| Seçilen metin |
————————

Eğer ki vitrin çalışması değilse...Türkiye açılıyor!
Siyaset arenasında günün moda tabiri “açılım”. CHP, çarşaf,türban açılımı yapıyor. AKP, Alevi açılımı yapıyor. Kimileri bu açılım için “siyaset normalleşiyor” diyor, bazıları da oy avcılığına soyunulduğunu iddia ediyor.
Her iki görüş de doğru olabilir. Açılımlardaki samimiyetin, ne kadar gerçekçi olduğu, sadece siyaset vitrinini düzenleme çalışması mı yoksa dükkanın komple temizliği mi olduğu özellikle yerel seçimlerden sonra belli olacak.
Açılımlara itirazım yok sadece sorularım var;
Madem açacaktınız bugüne kadar neredeydiniz? Daha düne kadar türban konusunda, Alevi hakları konusunda birbirinize tam zıt görüşlerle saldırırken ne oldu da birdenbire siyasetde konum değiştirdiniz, açmaya başladınız?
Yıllarca fırtına kopardınız; “Türkiye laiktir, laik kalacak” sloganı ile meydanlarda bas bas bağırdınız, türban takıyorlar, türbanı siyasi simge yapıyorlar, Atatürk devrimlerini hiçe sayıyorlar diye histeri krizlerine girenler sizler değil miydiniz? Laikliği sadece başı açık olmakla özdeşleştirip, her yerde kendinizi laikliğin koruyucu olduğunuzu iddia etmediniz mi?

————————

| Veri kesiti |
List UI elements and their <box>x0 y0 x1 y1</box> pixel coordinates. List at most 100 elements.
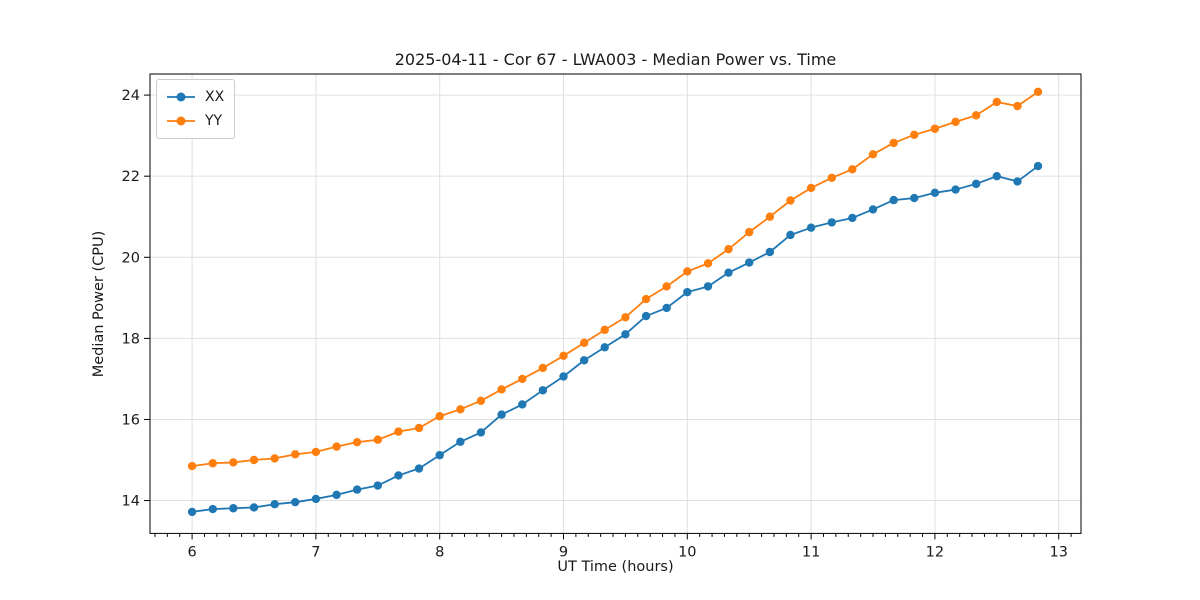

————————

| Yapılacaklar |
[1] Açılım yazısına göre CHP hangi açılımları yapıyor?
[2] Açılım yazısını son cümlesinden alıp sürdürün.

| Alıştırma cevapları |
[1] CHP çarşaf ve türban açılımı yapıyor.

[2]
AKP, türbanı siyasi simge yaptı diyerek, kapatılmasından yana tavır koymadınız mı? Laikliğe aykırı hareketlerin odak noktası görüp, kapatılması için alkış tutmadınız mı?
Yollarda gördüğünüz her türbanlıya, çarşaflıya tuhaf gözlerle bakarken, kılık kıyafet zabıtalığına soyunurken, bugün Atatürk’ün vesayeti altı oklu rozeti, çarşaflıya, türbanlıya takarak şimdi onlara kucak açmanızın sebebi nedir?
Türban, çarşaf sorun değildi de, neden Türkiye Cumhuriyeti yurttaşlarını bu sorun üzerinden birbirine kin ve nefretle doldurdunuz? Neden halkın kutuplaşmasına sebep oldunuz? Neden toplumu uzlaştıracak yerde ayrıştırdınız?
Yüzyıllarca Alevi toplumunu olmadık tabularla yargıladınız, dışladınız, ezmeye çalıştınız. Alevi çocuklara zorla Sünni eğitimi verdiniz, Alevilerin ibadet yeri olan cemevi ve Alevi köylerine cami yapılmaması gibi pek çok taleplerini “uç nokta” olarak değerlendirdiniz. Şimdi ne oldu da birden bire ”Alevi açılımı” dilinizden düşmez oldu.
22 Temmuz öncesi ordunun e-muhtırasını demokrasiye çelme olarak nitelendirirken, Aktütün sonrası gösterilen parmakla nasıl da birdenbire duracak yerinizi değiştirdiniz? Milliyetçi oyları kazanma telaşı ile nasıl da es geçtiniz Kürt sorununu, “tek millet, tek vatan, tek bayrak” sloganına bürünüverdiniz?
Sormazlar mı?…“bunlar siyasetin vitrin düzenleme çalışmalarıdır, dükkanın arka tarafı ne alemde” diye.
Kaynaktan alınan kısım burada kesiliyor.